Work to complete >>
Images are not part of the copy; transcribe all the data exactly.

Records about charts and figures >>
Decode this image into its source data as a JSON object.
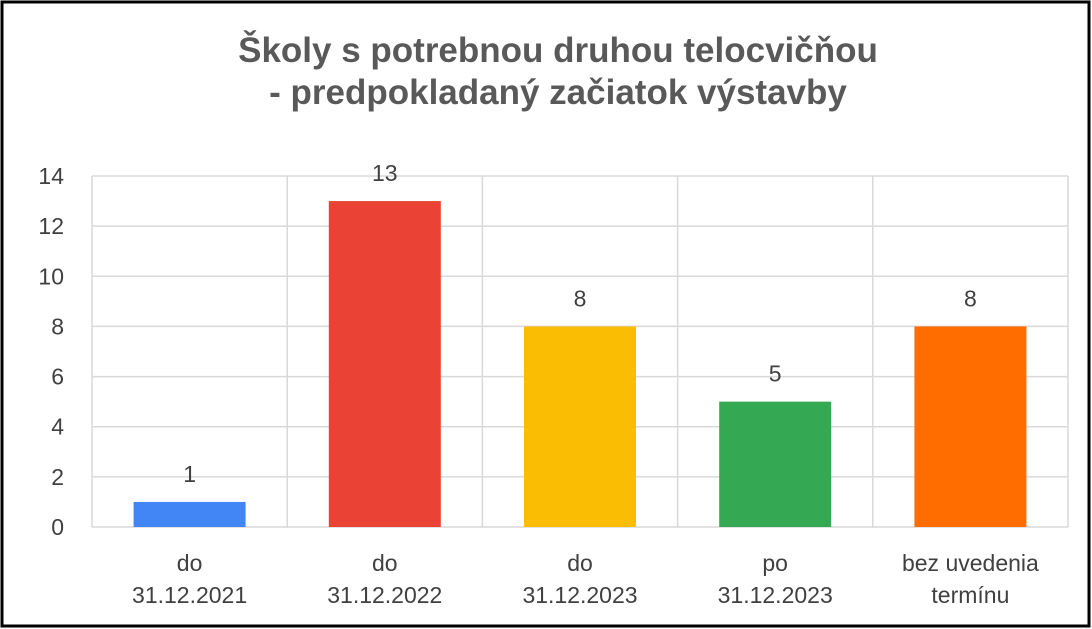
{
  "chart_data": {
    "type": "bar",
    "title": "Školy s potrebnou druhou telocvičňou\n- predpokladaný začiatok výstavby",
    "categories": [
      "do\n31.12.2021",
      "do\n31.12.2022",
      "do\n31.12.2023",
      "po\n31.12.2023",
      "bez uvedenia\ntermínu"
    ],
    "values": [
      1,
      13,
      8,
      5,
      8
    ],
    "colors": [
      "#4285f4",
      "#ea4335",
      "#fbbc04",
      "#34a853",
      "#ff6d01"
    ],
    "ylim": [
      0,
      14
    ],
    "yticks": [
      0,
      2,
      4,
      6,
      8,
      10,
      12,
      14
    ],
    "grid": true
  }
}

Output of the task >>
Decode this image into its source data as a JSON object.
{
  "chart_data": {
    "type": "bar",
    "title": "Školy s potrebnou druhou telocvičňou\n- predpokladaný začiatok výstavby",
    "categories": [
      "do\n31.12.2021",
      "do\n31.12.2022",
      "do\n31.12.2023",
      "po\n31.12.2023",
      "bez uvedenia\ntermínu"
    ],
    "values": [
      1,
      13,
      8,
      5,
      8
    ],
    "colors": [
      "#4285f4",
      "#ea4335",
      "#fbbc04",
      "#34a853",
      "#ff6d01"
    ],
    "ylim": [
      0,
      14
    ],
    "yticks": [
      0,
      2,
      4,
      6,
      8,
      10,
      12,
      14
    ],
    "grid": true
  }
}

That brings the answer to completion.